Stored records -

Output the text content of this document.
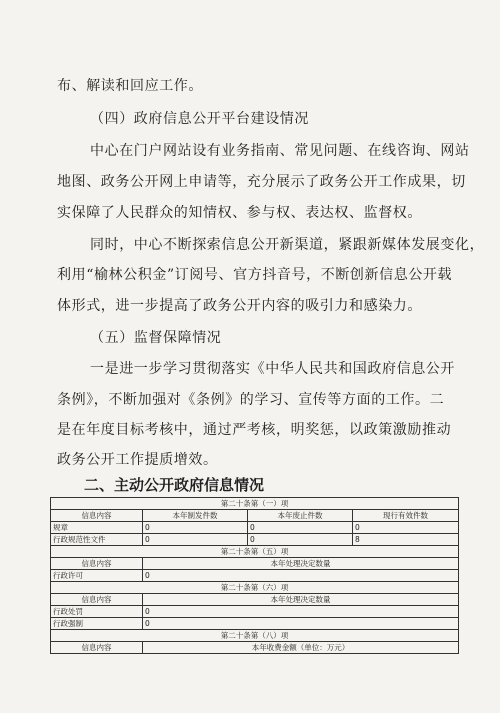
布、解读和回应工作。
（四）政府信息公开平台建设情况
中心在门户网站设有业务指南、常见问题、在线咨询、网站
地图、政务公开网上申请等，充分展示了政务公开工作成果，切
实保障了人民群众的知情权、参与权、表达权、监督权。
同时，中心不断探索信息公开新渠道，紧跟新媒体发展变化，
利用“榆林公积金”订阅号、官方抖音号，不断创新信息公开载
体形式，进一步提高了政务公开内容的吸引力和感染力。
（五）监督保障情况
一是进一步学习贯彻落实《中华人民共和国政府信息公开
条例》，不断加强对《条例》的学习、宣传等方面的工作。二
二、主动公开政府信息情况
第二十条第（一）项			
信息内容	本年制发件数	本年废止件数	现行有效件数
规章	0	0	0
行政规范性文件	0	0	8
第二十条第（五）项			
信息内容	本年处理决定数量		
行政许可	0		
第二十条第（六）项			
信息内容	本年处理决定数量		
行政处罚	0		
行政强制	0		
第二十条第（八）项			
信息内容	本年收费金额（单位：万元）		
是在年度目标考核中，通过严考核，明奖惩，以政策激励推动
政务公开工作提质增效。
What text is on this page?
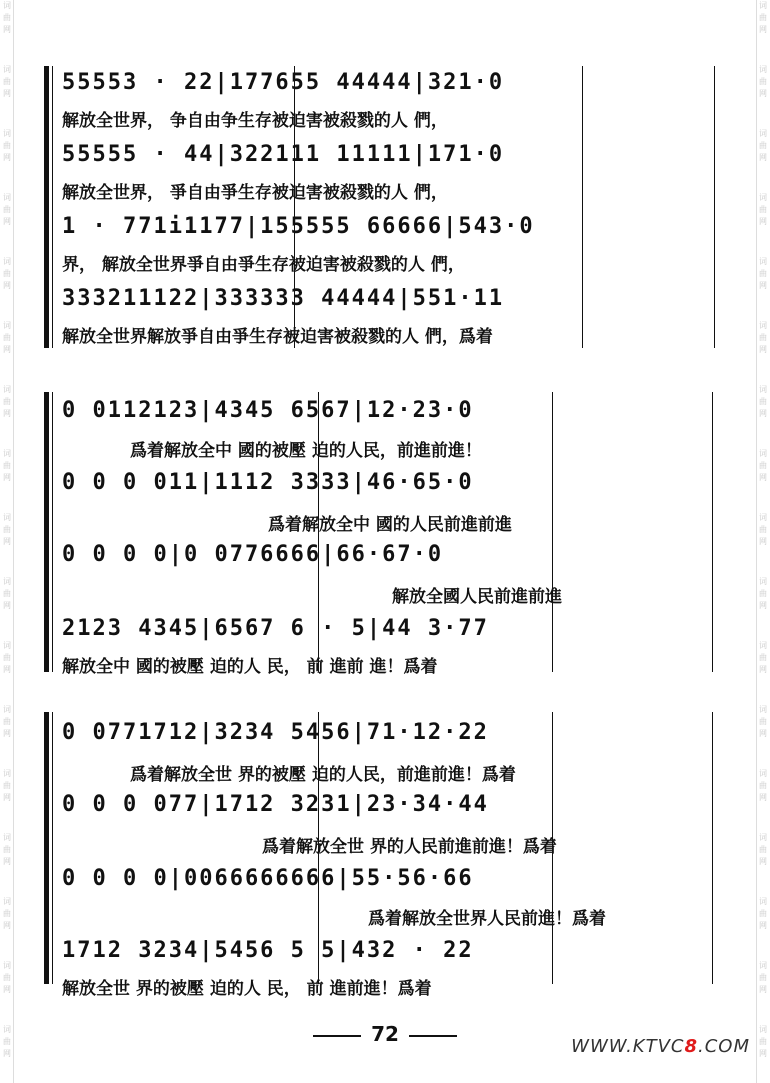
词
曲
网
词
曲
网
词
曲
网
词
曲
网
词
曲
网
词
曲
网
词
曲
网
词
曲
网
词
曲
网
词
曲
网
词
曲
网
词
曲
网
词
曲
网
词
曲
网
词
曲
网
词
曲
网
词
曲
网
词
曲
网
词
曲
网
词
曲
网
词
曲
网
词
曲
网
词
曲
网
词
曲
网
词
曲
网
词
曲
网
词
曲
网
词
曲
网
词
曲
网
词
曲
网
词
曲
网
词
曲
网
词
曲
网
词
曲
网
55553 · 22|177655 44444|321·0
解放全世界， 争自由争生存被迫害被殺戮的人 們，
55555 · 44|322111 11111|171·0
解放全世界， 爭自由爭生存被迫害被殺戮的人 們，
1 · 771i1177|155555 66666|543·0
界， 解放全世界爭自由爭生存被迫害被殺戮的人 們，
333211122|333333 44444|551·11
解放全世界解放爭自由爭生存被迫害被殺戮的人 們，爲着
0 0112123|4345 6567|12·23·0
爲着解放全中 國的被壓 迫的人民，前進前進！
0 0 0 011|1112 3333|46·65·0
爲着解放全中 國的人民前進前進
0 0 0 0|0 0776666|66·67·0
解放全國人民前進前進
2123 4345|6567 6 · 5|44 3·77
解放全中 國的被壓 迫的人 民， 前 進前 進！爲着
0 0771712|3234 5456|71·12·22
爲着解放全世 界的被壓 迫的人民，前進前進！爲着
0 0 0 077|1712 3231|23·34·44
爲着解放全世 界的人民前進前進！爲着
0 0 0 0|0066666666|55·56·66
爲着解放全世界人民前進！爲着
1712 3234|5456 5 5|432 · 22
解放全世 界的被壓 迫的人 民， 前 進前進！爲着
72
WWW.KTVC8.COM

Work instructions - Find each line with the string "迫的人民" and copy it out.

Correct answer -
爲着解放全中 國的被壓 迫的人民，前進前進！
爲着解放全世 界的被壓 迫的人民，前進前進！爲着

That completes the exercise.